### Brief
Take the data that follows and retype it word for word.

Dataset items:

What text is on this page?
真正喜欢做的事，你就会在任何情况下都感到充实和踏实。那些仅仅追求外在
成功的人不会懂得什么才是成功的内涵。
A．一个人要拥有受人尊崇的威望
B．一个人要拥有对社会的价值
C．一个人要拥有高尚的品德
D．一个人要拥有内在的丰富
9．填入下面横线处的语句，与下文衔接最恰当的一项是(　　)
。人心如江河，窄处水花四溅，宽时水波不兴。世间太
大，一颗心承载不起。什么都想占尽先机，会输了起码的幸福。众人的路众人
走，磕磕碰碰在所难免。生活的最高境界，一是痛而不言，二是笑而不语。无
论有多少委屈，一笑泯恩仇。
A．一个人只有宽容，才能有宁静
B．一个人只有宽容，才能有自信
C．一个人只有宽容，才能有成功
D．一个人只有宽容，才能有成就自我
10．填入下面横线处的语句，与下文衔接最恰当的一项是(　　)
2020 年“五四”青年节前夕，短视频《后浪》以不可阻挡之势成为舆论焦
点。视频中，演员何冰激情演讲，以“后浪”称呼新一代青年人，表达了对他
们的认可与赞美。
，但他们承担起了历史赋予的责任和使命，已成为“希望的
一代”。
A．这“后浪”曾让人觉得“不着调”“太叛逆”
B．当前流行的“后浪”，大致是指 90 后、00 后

### The solution
What text is on this page?
真正喜欢做的事，你就会在任何情况下都感到充实和踏实。那些仅仅追求外在
成功的人不会懂得什么才是成功的内涵。
A．一个人要拥有受人尊崇的威望
B．一个人要拥有对社会的价值
C．一个人要拥有高尚的品德
D．一个人要拥有内在的丰富
9．填入下面横线处的语句，与下文衔接最恰当的一项是(　　)
。人心如江河，窄处水花四溅，宽时水波不兴。世间太
大，一颗心承载不起。什么都想占尽先机，会输了起码的幸福。众人的路众人
走，磕磕碰碰在所难免。生活的最高境界，一是痛而不言，二是笑而不语。无
论有多少委屈，一笑泯恩仇。
A．一个人只有宽容，才能有宁静
B．一个人只有宽容，才能有自信
C．一个人只有宽容，才能有成功
D．一个人只有宽容，才能有成就自我
10．填入下面横线处的语句，与下文衔接最恰当的一项是(　　)
2020 年“五四”青年节前夕，短视频《后浪》以不可阻挡之势成为舆论焦
点。视频中，演员何冰激情演讲，以“后浪”称呼新一代青年人，表达了对他
们的认可与赞美。
，但他们承担起了历史赋予的责任和使命，已成为“希望的
一代”。
A．这“后浪”曾让人觉得“不着调”“太叛逆”
B．当前流行的“后浪”，大致是指 90 后、00 后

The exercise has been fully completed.